▸ **Provided data**:
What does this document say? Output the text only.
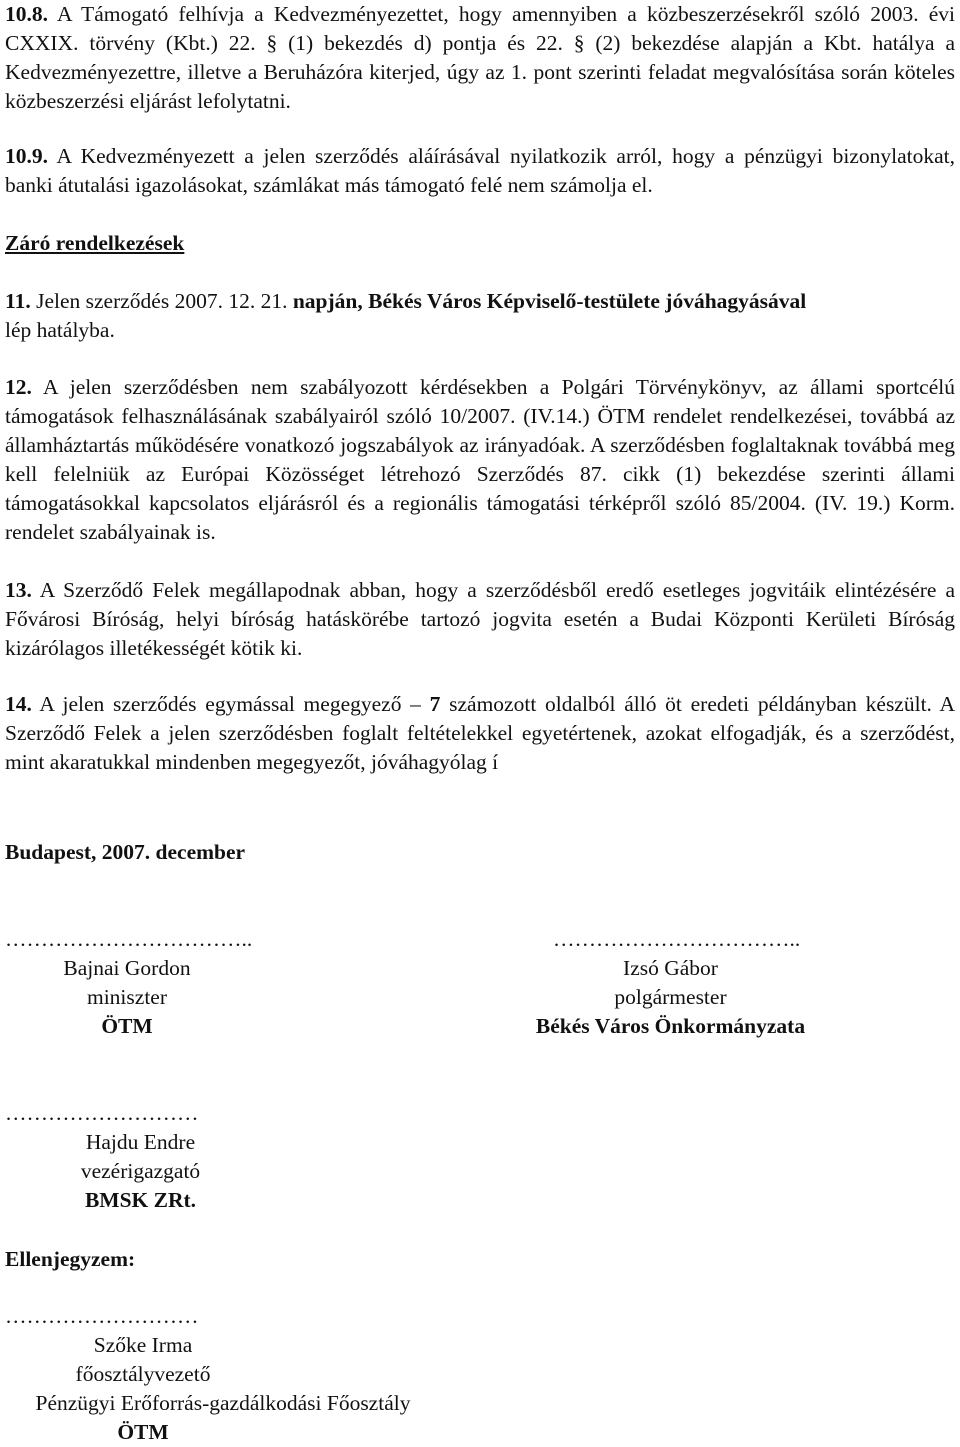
10.8. A Támogató felhívja a Kedvezményezettet, hogy amennyiben a közbeszerzésekről szóló 2003. évi CXXIX. törvény (Kbt.) 22. § (1) bekezdés d) pontja és 22. § (2) bekezdése alapján a Kbt. hatálya a Kedvezményezettre, illetve a Beruházóra kiterjed, úgy az 1. pont szerinti feladat megvalósítása során köteles közbeszerzési eljárást lefolytatni.

10.9. A Kedvezményezett a jelen szerződés aláírásával nyilatkozik arról, hogy a pénzügyi bizonylatokat, banki átutalási igazolásokat, számlákat más támogató felé nem számolja el.

Záró rendelkezések

11. Jelen szerződés 2007. 12. 21. napján, Békés Város Képviselő-testülete jóváhagyásával
lép hatályba.

12. A jelen szerződésben nem szabályozott kérdésekben a Polgári Törvénykönyv, az állami sportcélú támogatások felhasználásának szabályairól szóló 10/2007. (IV.14.) ÖTM rendelet rendelkezései, továbbá az államháztartás működésére vonatkozó jogszabályok az irányadóak. A szerződésben foglaltaknak továbbá meg kell felelniük az Európai Közösséget létrehozó Szerződés 87. cikk (1) bekezdése szerinti állami támogatásokkal kapcsolatos eljárásról és a regionális támogatási térképről szóló 85/2004. (IV. 19.) Korm. rendelet szabályainak is.

13. A Szerződő Felek megállapodnak abban, hogy a szerződésből eredő esetleges jogvitáik elintézésére a Fővárosi Bíróság, helyi bíróság hatáskörébe tartozó jogvita esetén a Budai Központi Kerületi Bíróság kizárólagos illetékességét kötik ki.

14. A jelen szerződés egymással megegyező – 7 számozott oldalból álló öt eredeti példányban készült. A Szerződő Felek a jelen szerződésben foglalt feltételekkel egyetértenek, azokat elfogadják, és a szerződést, mint akaratukkal mindenben megegyezőt, jóváhagyólag í

Budapest, 2007. december

……………………………..
Bajnai Gordon
miniszter
ÖTM
……………………………..
Izsó Gábor
polgármester
Békés Város Önkormányzata
………………………
Hajdu Endre
vezérigazgató
BMSK ZRt.

Ellenjegyzem:

………………………
Szőke Irma
főosztályvezető
Pénzügyi Erőforrás-gazdálkodási Főosztály
ÖTM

▸ **Problem requirements**: Write down the number of lines where the word "hogy" appears, and nothing further.

▸ **Result for this task**: 3